EXERCISE REQUIREMENTS:
Count the lines in the records below that contain the word "JSON", and give only that number.
====== RECORDS FOR PROCESSING ======
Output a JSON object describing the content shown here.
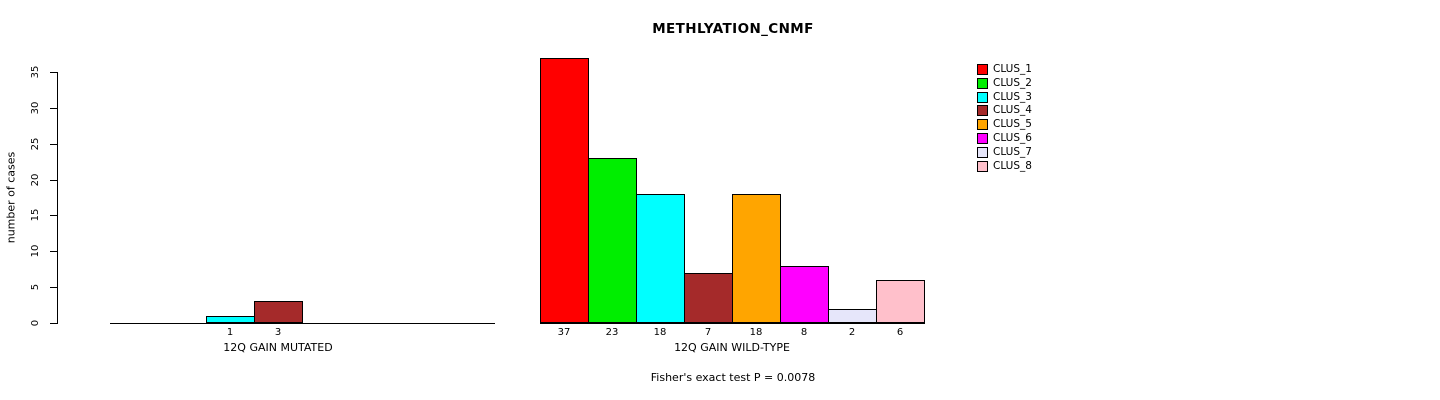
{
  "chart_data": {
    "type": "bar",
    "title": "METHLYATION_CNMF",
    "ylabel": "number of cases",
    "annotation": "Fisher's exact test P = 0.0078",
    "ylim": [
      0,
      35
    ],
    "yticks": [
      0,
      5,
      10,
      15,
      20,
      25,
      30,
      35
    ],
    "grid": false,
    "legend_position": "topright",
    "series_names": [
      "CLUS_1",
      "CLUS_2",
      "CLUS_3",
      "CLUS_4",
      "CLUS_5",
      "CLUS_6",
      "CLUS_7",
      "CLUS_8"
    ],
    "series_colors": [
      "#FF0000",
      "#00EE00",
      "#00FFFF",
      "#A52A2A",
      "#FFA500",
      "#FF00FF",
      "#E6E6FA",
      "#FFC0CB"
    ],
    "groups": [
      {
        "label": "12Q GAIN MUTATED",
        "values": [
          0,
          0,
          1,
          3,
          0,
          0,
          0,
          0
        ]
      },
      {
        "label": "12Q GAIN WILD-TYPE",
        "values": [
          37,
          23,
          18,
          7,
          18,
          8,
          2,
          6
        ]
      }
    ]
  }
}
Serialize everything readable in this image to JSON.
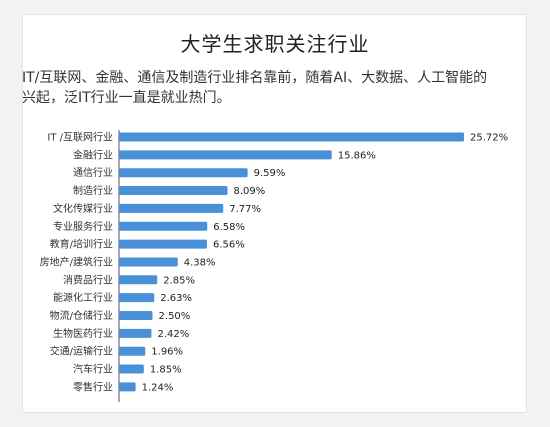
{
  "chart_data": {
    "type": "bar",
    "orientation": "horizontal",
    "title": "大学生求职关注行业",
    "subtitle": "IT/互联网、金融、通信及制造行业排名靠前，随着AI、大数据、人工智能的兴起，泛IT行业一直是就业热门。",
    "categories": [
      "IT /互联网行业",
      "金融行业",
      "通信行业",
      "制造行业",
      "文化传媒行业",
      "专业服务行业",
      "教育/培训行业",
      "房地产/建筑行业",
      "消费品行业",
      "能源化工行业",
      "物流/仓储行业",
      "生物医药行业",
      "交通/运输行业",
      "汽车行业",
      "零售行业"
    ],
    "values": [
      25.72,
      15.86,
      9.59,
      8.09,
      7.77,
      6.58,
      6.56,
      4.38,
      2.85,
      2.63,
      2.5,
      2.42,
      1.96,
      1.85,
      1.24
    ],
    "value_labels": [
      "25.72%",
      "15.86%",
      "9.59%",
      "8.09%",
      "7.77%",
      "6.58%",
      "6.56%",
      "4.38%",
      "2.85%",
      "2.63%",
      "2.50%",
      "2.42%",
      "1.96%",
      "1.85%",
      "1.24%"
    ],
    "xlim": [
      0,
      26.5
    ],
    "bar_color": "#4a90d9",
    "grid": false,
    "legend": "none"
  }
}
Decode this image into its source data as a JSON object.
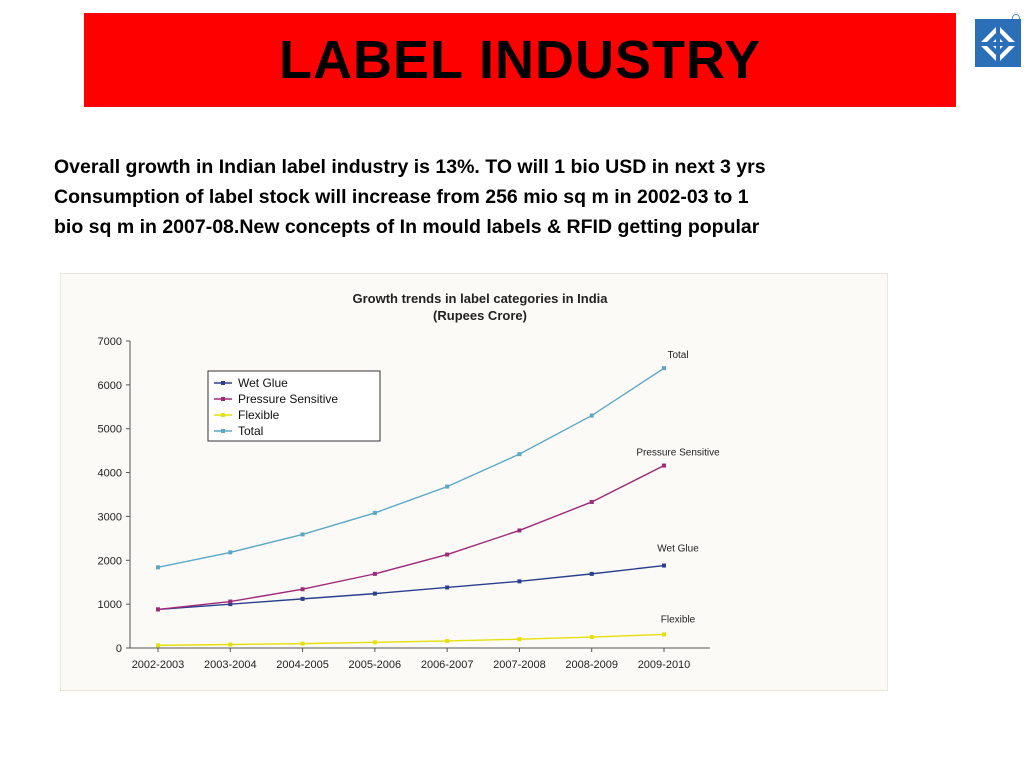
{
  "slide": {
    "title": "LABEL INDUSTRY",
    "title_bg": "#ff0000",
    "summary_lines": [
      "Overall growth in Indian label industry is 13%. TO will 1 bio USD in next 3 yrs",
      "Consumption of label stock will increase from 256 mio sq m in 2002-03 to 1",
      "bio sq m  in 2007-08.New concepts of In mould labels & RFID getting popular"
    ]
  },
  "chart_data": {
    "type": "line",
    "title": "Growth trends in label categories in India",
    "subtitle": "(Rupees Crore)",
    "xlabel": "",
    "ylabel": "",
    "categories": [
      "2002-2003",
      "2003-2004",
      "2004-2005",
      "2005-2006",
      "2006-2007",
      "2007-2008",
      "2008-2009",
      "2009-2010"
    ],
    "ylim": [
      0,
      7000
    ],
    "yticks": [
      0,
      1000,
      2000,
      3000,
      4000,
      5000,
      6000,
      7000
    ],
    "grid": false,
    "legend_position": "top-left",
    "series": [
      {
        "name": "Wet Glue",
        "color": "#2b3f8f",
        "end_label": "Wet Glue",
        "values": [
          880,
          1000,
          1120,
          1240,
          1380,
          1520,
          1690,
          1880
        ]
      },
      {
        "name": "Pressure Sensitive",
        "color": "#a0287a",
        "end_label": "Pressure Sensitive",
        "values": [
          880,
          1060,
          1340,
          1690,
          2130,
          2680,
          3330,
          4160
        ]
      },
      {
        "name": "Flexible",
        "color": "#e6e00a",
        "end_label": "Flexible",
        "values": [
          60,
          80,
          100,
          130,
          160,
          200,
          250,
          310
        ]
      },
      {
        "name": "Total",
        "color": "#5aa8c8",
        "end_label": "Total",
        "values": [
          1840,
          2180,
          2590,
          3080,
          3680,
          4420,
          5300,
          6380
        ]
      }
    ]
  }
}
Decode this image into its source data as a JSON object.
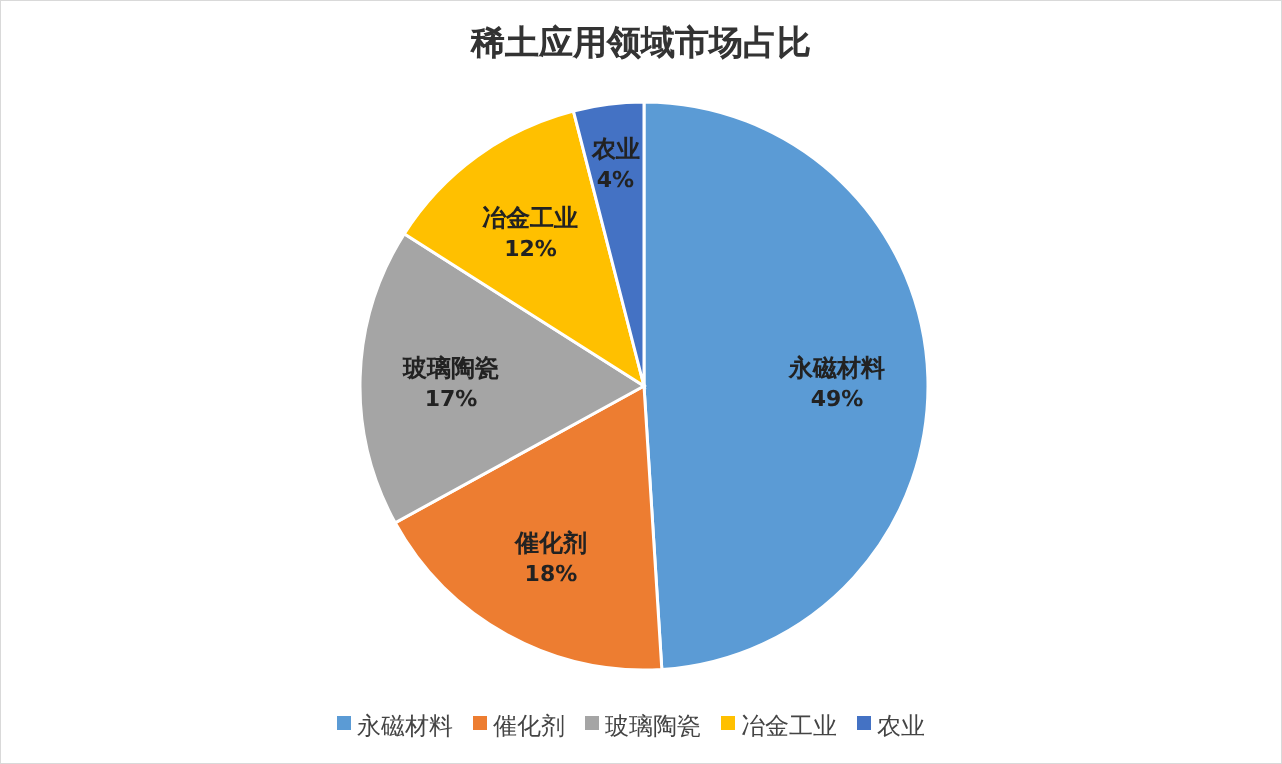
{
  "chart_data": {
    "type": "pie",
    "title": "稀土应用领域市场占比",
    "categories": [
      "永磁材料",
      "催化剂",
      "玻璃陶瓷",
      "冶金工业",
      "农业"
    ],
    "values": [
      49,
      18,
      17,
      12,
      4
    ],
    "colors": [
      "#5b9bd5",
      "#ed7d31",
      "#a5a5a5",
      "#ffc000",
      "#4472c4"
    ],
    "value_labels": [
      "49%",
      "18%",
      "17%",
      "12%",
      "4%"
    ],
    "legend": "bottom"
  }
}
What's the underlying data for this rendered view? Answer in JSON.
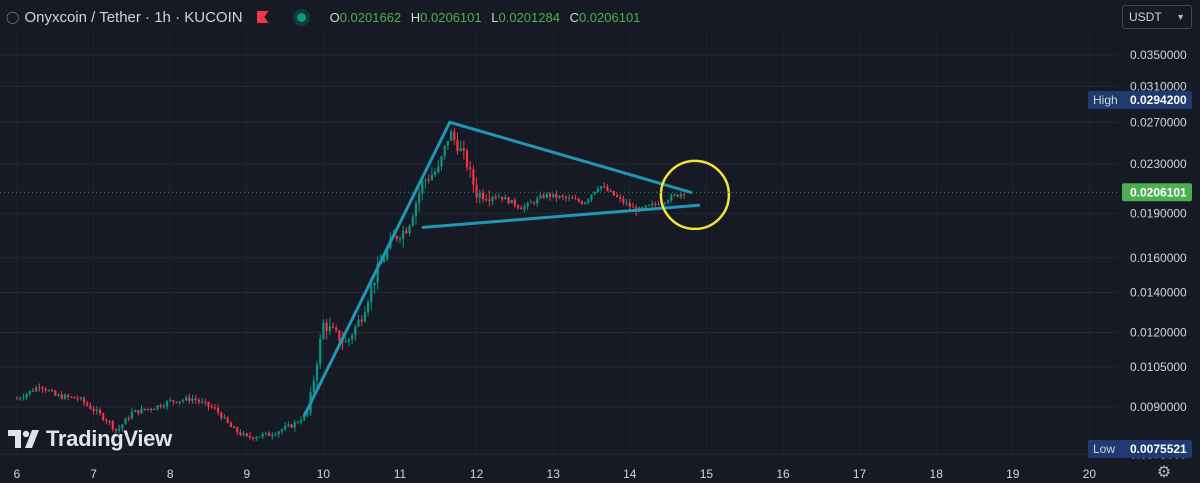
{
  "header": {
    "symbol": "Onyxcoin",
    "quote": "Tether",
    "interval": "1h",
    "exchange": "KUCOIN",
    "title_text": "Onyxcoin / Tether · 1h · KUCOIN",
    "ohlc": {
      "open_label": "O",
      "open": "0.0201662",
      "high_label": "H",
      "high": "0.0206101",
      "low_label": "L",
      "low": "0.0201284",
      "close_label": "C",
      "close": "0.0206101"
    },
    "currency_selector": "USDT",
    "icons": [
      "chevron-icon",
      "flag-icon",
      "status-dot-icon"
    ]
  },
  "watermark": "TradingView",
  "colors": {
    "background": "#161a25",
    "up": "#089981",
    "down": "#f23645",
    "trendline": "#2196b5",
    "circle": "#f5e339",
    "price_badge": "#4caf50",
    "marker_badge": "#1e3a6e"
  },
  "chart_data": {
    "type": "candlestick",
    "pair": "Onyxcoin / Tether",
    "interval": "1h",
    "x_ticks": [
      "6",
      "7",
      "8",
      "9",
      "10",
      "11",
      "12",
      "13",
      "14",
      "15",
      "16",
      "17",
      "18",
      "19",
      "20"
    ],
    "y_ticks": [
      "0.0350000",
      "0.0310000",
      "0.0270000",
      "0.0230000",
      "0.0190000",
      "0.0160000",
      "0.0140000",
      "0.0120000",
      "0.0105000",
      "0.0090000",
      "0.0075000"
    ],
    "y_scale": "log",
    "y_range": [
      0.0069,
      0.039
    ],
    "last_price": "0.0206101",
    "high_marker": {
      "label": "High",
      "value": "0.0294200"
    },
    "low_marker": {
      "label": "Low",
      "value": "0.0075521"
    },
    "trend": [
      [
        6.0,
        0.0093
      ],
      [
        6.2,
        0.0096
      ],
      [
        6.3,
        0.0098
      ],
      [
        6.5,
        0.0094
      ],
      [
        6.8,
        0.0093
      ],
      [
        7.0,
        0.0089
      ],
      [
        7.2,
        0.0085
      ],
      [
        7.3,
        0.0082
      ],
      [
        7.5,
        0.0088
      ],
      [
        7.8,
        0.009
      ],
      [
        8.0,
        0.0092
      ],
      [
        8.3,
        0.0093
      ],
      [
        8.6,
        0.0089
      ],
      [
        8.8,
        0.0083
      ],
      [
        9.0,
        0.008
      ],
      [
        9.3,
        0.0081
      ],
      [
        9.6,
        0.0084
      ],
      [
        9.8,
        0.0088
      ],
      [
        9.9,
        0.0105
      ],
      [
        10.0,
        0.0124
      ],
      [
        10.3,
        0.0115
      ],
      [
        10.5,
        0.0128
      ],
      [
        10.7,
        0.0152
      ],
      [
        10.9,
        0.0172
      ],
      [
        11.1,
        0.018
      ],
      [
        11.3,
        0.0215
      ],
      [
        11.5,
        0.0225
      ],
      [
        11.65,
        0.026
      ],
      [
        11.85,
        0.0235
      ],
      [
        12.0,
        0.0205
      ],
      [
        12.3,
        0.0203
      ],
      [
        12.6,
        0.0194
      ],
      [
        12.9,
        0.0204
      ],
      [
        13.2,
        0.0201
      ],
      [
        13.4,
        0.0198
      ],
      [
        13.6,
        0.0212
      ],
      [
        13.9,
        0.0199
      ],
      [
        14.1,
        0.0192
      ],
      [
        14.3,
        0.0196
      ],
      [
        14.5,
        0.0201
      ],
      [
        14.7,
        0.0206
      ]
    ],
    "annotations": {
      "pole_line": [
        [
          9.75,
          0.0087
        ],
        [
          11.65,
          0.027
        ]
      ],
      "upper_line": [
        [
          11.65,
          0.027
        ],
        [
          14.8,
          0.0206
        ]
      ],
      "lower_line": [
        [
          11.3,
          0.018
        ],
        [
          14.9,
          0.0196
        ]
      ],
      "circle_center": [
        14.85,
        0.0204
      ]
    }
  }
}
======
EXERCISE SOLUTION:
5